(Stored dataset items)
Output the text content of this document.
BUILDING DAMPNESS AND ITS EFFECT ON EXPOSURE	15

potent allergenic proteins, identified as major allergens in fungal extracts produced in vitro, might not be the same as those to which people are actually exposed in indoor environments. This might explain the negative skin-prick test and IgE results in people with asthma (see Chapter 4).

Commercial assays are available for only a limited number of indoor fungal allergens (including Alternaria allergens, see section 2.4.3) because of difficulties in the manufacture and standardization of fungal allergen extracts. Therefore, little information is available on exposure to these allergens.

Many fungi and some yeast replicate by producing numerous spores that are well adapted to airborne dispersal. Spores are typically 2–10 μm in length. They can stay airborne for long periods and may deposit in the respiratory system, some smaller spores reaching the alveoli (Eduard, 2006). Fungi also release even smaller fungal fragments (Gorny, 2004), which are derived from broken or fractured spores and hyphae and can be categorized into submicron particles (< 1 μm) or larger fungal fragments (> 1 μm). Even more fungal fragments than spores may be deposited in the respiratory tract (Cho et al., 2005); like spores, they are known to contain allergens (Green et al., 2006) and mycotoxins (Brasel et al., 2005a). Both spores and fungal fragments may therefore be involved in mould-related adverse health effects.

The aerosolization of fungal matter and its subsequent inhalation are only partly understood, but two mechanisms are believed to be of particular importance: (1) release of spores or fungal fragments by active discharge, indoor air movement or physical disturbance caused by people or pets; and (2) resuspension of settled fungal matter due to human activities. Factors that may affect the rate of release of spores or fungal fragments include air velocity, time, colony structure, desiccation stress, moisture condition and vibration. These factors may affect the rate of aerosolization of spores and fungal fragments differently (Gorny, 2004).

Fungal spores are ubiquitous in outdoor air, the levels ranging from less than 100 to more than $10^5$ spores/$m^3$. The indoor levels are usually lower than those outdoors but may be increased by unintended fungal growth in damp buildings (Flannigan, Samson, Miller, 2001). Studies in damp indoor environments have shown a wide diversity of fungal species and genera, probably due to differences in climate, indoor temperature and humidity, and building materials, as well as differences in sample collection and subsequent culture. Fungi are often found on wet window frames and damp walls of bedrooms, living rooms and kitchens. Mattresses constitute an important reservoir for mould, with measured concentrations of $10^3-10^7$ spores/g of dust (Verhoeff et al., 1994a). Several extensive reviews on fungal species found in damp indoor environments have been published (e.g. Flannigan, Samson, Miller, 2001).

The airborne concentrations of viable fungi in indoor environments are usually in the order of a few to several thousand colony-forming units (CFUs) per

---

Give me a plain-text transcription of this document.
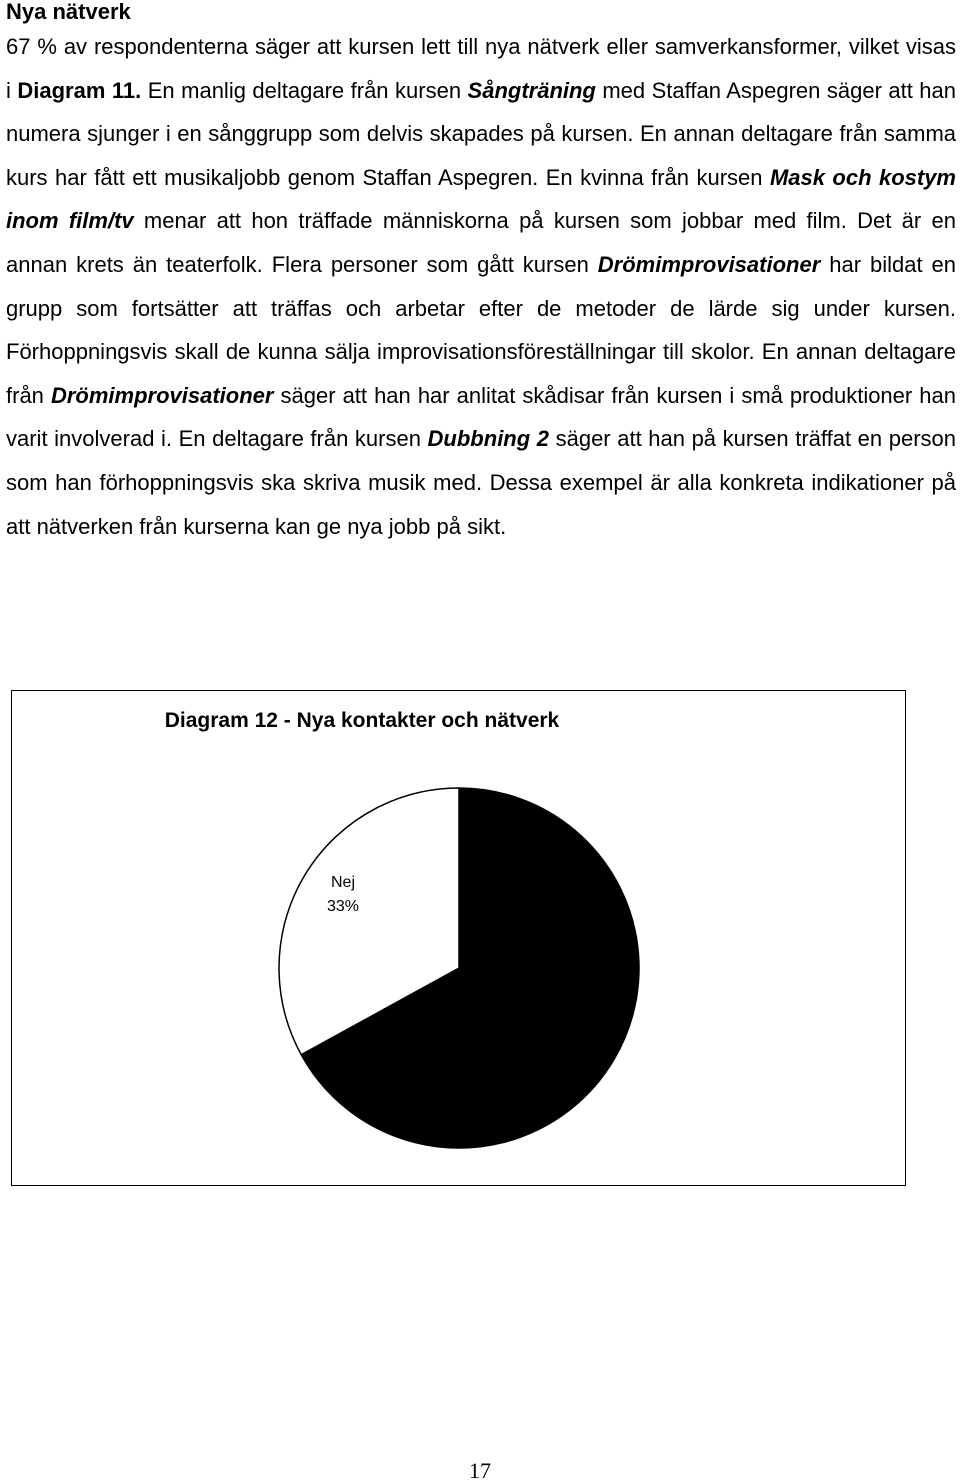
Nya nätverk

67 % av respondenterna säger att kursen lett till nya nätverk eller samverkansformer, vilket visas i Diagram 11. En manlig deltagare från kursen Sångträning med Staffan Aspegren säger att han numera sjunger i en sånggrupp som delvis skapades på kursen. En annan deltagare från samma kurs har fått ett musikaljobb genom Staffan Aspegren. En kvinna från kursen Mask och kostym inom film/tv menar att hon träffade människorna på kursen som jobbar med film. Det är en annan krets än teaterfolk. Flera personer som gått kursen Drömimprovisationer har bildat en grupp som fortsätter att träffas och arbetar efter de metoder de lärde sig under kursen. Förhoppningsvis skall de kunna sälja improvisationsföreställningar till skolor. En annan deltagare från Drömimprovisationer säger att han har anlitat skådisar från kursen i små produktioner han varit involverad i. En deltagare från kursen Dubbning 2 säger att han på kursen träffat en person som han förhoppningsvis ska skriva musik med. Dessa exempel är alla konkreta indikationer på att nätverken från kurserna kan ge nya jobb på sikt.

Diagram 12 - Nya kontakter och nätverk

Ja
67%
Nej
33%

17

== Assignment ==
Lines above that include the string "document" need to be copied.

== Exercise output ==
Output the text content of this document.
Give me a plain-text transcription of this document.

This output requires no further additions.